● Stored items
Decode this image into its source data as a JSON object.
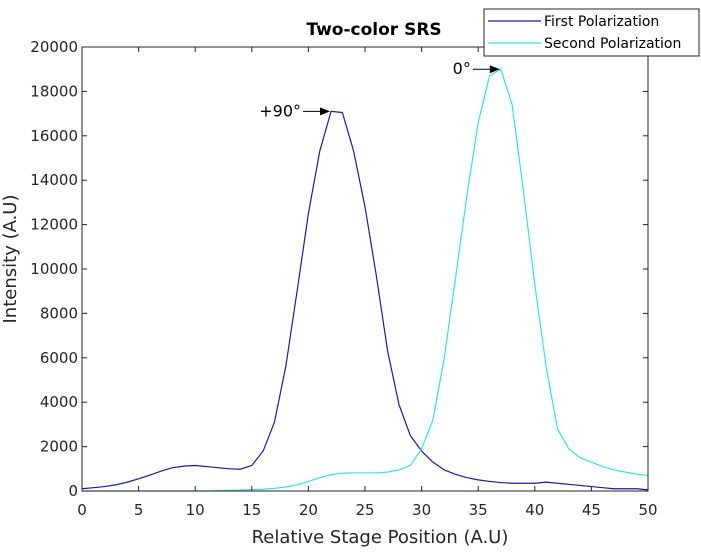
{
  "chart_data": {
    "type": "line",
    "title": "Two-color SRS",
    "xlabel": "Relative Stage Position (A.U)",
    "ylabel": "Intensity (A.U)",
    "xlim": [
      0,
      50
    ],
    "ylim": [
      0,
      20000
    ],
    "xticks": [
      "0",
      "5",
      "10",
      "15",
      "20",
      "25",
      "30",
      "35",
      "40",
      "45",
      "50"
    ],
    "yticks": [
      "0",
      "2000",
      "4000",
      "6000",
      "8000",
      "10000",
      "12000",
      "14000",
      "16000",
      "18000",
      "20000"
    ],
    "grid": false,
    "legend_position": "top-right",
    "series": [
      {
        "name": "First Polarization",
        "color": "#1a1aa6",
        "x": [
          0,
          1,
          2,
          3,
          4,
          5,
          6,
          7,
          8,
          9,
          10,
          11,
          12,
          13,
          14,
          15,
          16,
          17,
          18,
          19,
          20,
          21,
          22,
          23,
          24,
          25,
          26,
          27,
          28,
          29,
          30,
          31,
          32,
          33,
          34,
          35,
          36,
          37,
          38,
          39,
          40,
          41,
          42,
          43,
          44,
          45,
          46,
          47,
          48,
          49,
          50
        ],
        "y": [
          100,
          150,
          200,
          280,
          400,
          550,
          720,
          900,
          1050,
          1120,
          1150,
          1100,
          1050,
          1000,
          980,
          1150,
          1800,
          3100,
          5600,
          9000,
          12500,
          15300,
          17100,
          17050,
          15300,
          12800,
          9700,
          6300,
          3900,
          2500,
          1800,
          1300,
          950,
          750,
          600,
          500,
          430,
          380,
          350,
          350,
          350,
          400,
          350,
          300,
          250,
          200,
          150,
          100,
          100,
          100,
          50
        ]
      },
      {
        "name": "Second Polarization",
        "color": "#33e3e3",
        "x": [
          0,
          1,
          2,
          3,
          4,
          5,
          6,
          7,
          8,
          9,
          10,
          11,
          12,
          13,
          14,
          15,
          16,
          17,
          18,
          19,
          20,
          21,
          22,
          23,
          24,
          25,
          26,
          27,
          28,
          29,
          30,
          31,
          32,
          33,
          34,
          35,
          36,
          37,
          38,
          39,
          40,
          41,
          42,
          43,
          44,
          45,
          46,
          47,
          48,
          49,
          50
        ],
        "y": [
          0,
          0,
          0,
          0,
          0,
          0,
          0,
          0,
          0,
          0,
          0,
          0,
          20,
          30,
          40,
          60,
          80,
          120,
          180,
          280,
          430,
          600,
          730,
          800,
          820,
          820,
          820,
          850,
          950,
          1150,
          1900,
          3200,
          6000,
          9600,
          13300,
          16600,
          18700,
          19000,
          17400,
          13500,
          9300,
          5600,
          2800,
          1900,
          1500,
          1300,
          1100,
          950,
          850,
          760,
          700
        ]
      }
    ],
    "annotations": [
      {
        "text": "+90°",
        "x": 22,
        "y": 17100
      },
      {
        "text": "0°",
        "x": 37,
        "y": 19000
      }
    ]
  }
}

● WORK TO BE COMPLETED
Considering only the records above, state the number of lines that include the word "name", with nothing added.

● FINAL RESULT
2